### Data lines ###

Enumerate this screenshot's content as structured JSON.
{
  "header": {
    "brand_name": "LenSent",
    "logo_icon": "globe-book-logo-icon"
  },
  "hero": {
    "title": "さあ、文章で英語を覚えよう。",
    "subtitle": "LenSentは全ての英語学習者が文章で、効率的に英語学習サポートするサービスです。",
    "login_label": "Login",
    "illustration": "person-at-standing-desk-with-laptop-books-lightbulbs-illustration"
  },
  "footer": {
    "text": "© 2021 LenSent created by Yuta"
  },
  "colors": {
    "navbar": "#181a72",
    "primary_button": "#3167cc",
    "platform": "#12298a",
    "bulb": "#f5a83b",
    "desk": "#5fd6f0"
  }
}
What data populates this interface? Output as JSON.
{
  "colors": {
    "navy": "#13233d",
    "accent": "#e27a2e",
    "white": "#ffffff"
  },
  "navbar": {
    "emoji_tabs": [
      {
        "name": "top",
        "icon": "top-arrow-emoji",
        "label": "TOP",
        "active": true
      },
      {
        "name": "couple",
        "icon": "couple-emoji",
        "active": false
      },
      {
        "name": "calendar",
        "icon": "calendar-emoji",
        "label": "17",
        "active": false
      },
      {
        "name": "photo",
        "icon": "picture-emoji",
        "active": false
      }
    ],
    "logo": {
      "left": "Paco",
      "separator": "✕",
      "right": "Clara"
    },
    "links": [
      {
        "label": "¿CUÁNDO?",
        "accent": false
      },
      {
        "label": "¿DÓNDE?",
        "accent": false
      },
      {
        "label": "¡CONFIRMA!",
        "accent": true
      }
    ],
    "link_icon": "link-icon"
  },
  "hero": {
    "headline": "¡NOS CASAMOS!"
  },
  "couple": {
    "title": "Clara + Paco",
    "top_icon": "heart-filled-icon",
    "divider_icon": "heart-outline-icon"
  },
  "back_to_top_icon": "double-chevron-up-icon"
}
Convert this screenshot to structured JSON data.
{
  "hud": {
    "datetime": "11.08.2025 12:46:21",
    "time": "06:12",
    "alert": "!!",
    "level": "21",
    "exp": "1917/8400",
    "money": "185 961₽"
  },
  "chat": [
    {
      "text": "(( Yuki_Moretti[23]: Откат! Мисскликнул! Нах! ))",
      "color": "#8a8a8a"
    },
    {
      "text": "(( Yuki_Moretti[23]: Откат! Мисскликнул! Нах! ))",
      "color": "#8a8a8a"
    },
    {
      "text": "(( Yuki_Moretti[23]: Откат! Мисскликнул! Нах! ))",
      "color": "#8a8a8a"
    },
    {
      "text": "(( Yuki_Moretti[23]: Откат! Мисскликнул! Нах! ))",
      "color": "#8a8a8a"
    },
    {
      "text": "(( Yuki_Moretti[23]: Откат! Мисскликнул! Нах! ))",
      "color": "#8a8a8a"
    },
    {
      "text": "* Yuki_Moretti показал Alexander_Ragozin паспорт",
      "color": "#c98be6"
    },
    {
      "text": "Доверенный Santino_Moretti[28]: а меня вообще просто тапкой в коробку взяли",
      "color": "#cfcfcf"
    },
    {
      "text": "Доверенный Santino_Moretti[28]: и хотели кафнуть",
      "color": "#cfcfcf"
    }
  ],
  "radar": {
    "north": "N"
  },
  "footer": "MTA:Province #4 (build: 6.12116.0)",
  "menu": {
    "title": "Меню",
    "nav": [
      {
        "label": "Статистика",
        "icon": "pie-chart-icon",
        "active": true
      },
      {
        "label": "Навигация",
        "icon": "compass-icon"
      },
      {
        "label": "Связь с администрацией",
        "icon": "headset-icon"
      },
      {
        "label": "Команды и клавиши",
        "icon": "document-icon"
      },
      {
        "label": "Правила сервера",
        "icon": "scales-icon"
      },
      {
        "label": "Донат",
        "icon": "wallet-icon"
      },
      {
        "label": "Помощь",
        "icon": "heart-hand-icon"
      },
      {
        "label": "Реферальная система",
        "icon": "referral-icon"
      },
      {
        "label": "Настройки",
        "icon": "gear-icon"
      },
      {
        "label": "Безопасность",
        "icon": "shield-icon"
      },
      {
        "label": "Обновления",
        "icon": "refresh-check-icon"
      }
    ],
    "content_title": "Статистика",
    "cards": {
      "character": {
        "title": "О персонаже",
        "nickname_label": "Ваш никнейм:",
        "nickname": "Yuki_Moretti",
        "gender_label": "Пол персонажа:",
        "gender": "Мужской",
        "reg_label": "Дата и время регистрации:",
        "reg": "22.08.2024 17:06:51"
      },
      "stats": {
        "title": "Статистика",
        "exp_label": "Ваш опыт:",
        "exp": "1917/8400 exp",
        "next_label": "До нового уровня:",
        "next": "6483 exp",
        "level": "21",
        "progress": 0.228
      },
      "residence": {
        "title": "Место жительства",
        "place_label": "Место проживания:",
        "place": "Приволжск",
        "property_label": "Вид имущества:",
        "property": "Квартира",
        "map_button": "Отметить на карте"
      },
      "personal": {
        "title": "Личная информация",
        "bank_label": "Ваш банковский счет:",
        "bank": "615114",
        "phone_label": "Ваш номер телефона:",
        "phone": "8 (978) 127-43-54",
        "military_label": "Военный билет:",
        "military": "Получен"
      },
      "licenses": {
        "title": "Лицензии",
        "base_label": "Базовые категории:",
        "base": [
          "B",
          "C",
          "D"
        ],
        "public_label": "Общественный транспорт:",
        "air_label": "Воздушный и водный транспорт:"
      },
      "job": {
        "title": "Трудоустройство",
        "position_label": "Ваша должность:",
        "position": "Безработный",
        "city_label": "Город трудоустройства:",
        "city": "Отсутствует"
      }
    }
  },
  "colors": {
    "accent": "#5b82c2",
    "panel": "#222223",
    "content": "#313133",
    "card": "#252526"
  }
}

###

Aim ->
Find and copy every line in the entries above where the string "footer" occurs.

Solution to this problem ->
  "footer": {
  "footer": "MTA:Province #4 (build: 6.12116.0)",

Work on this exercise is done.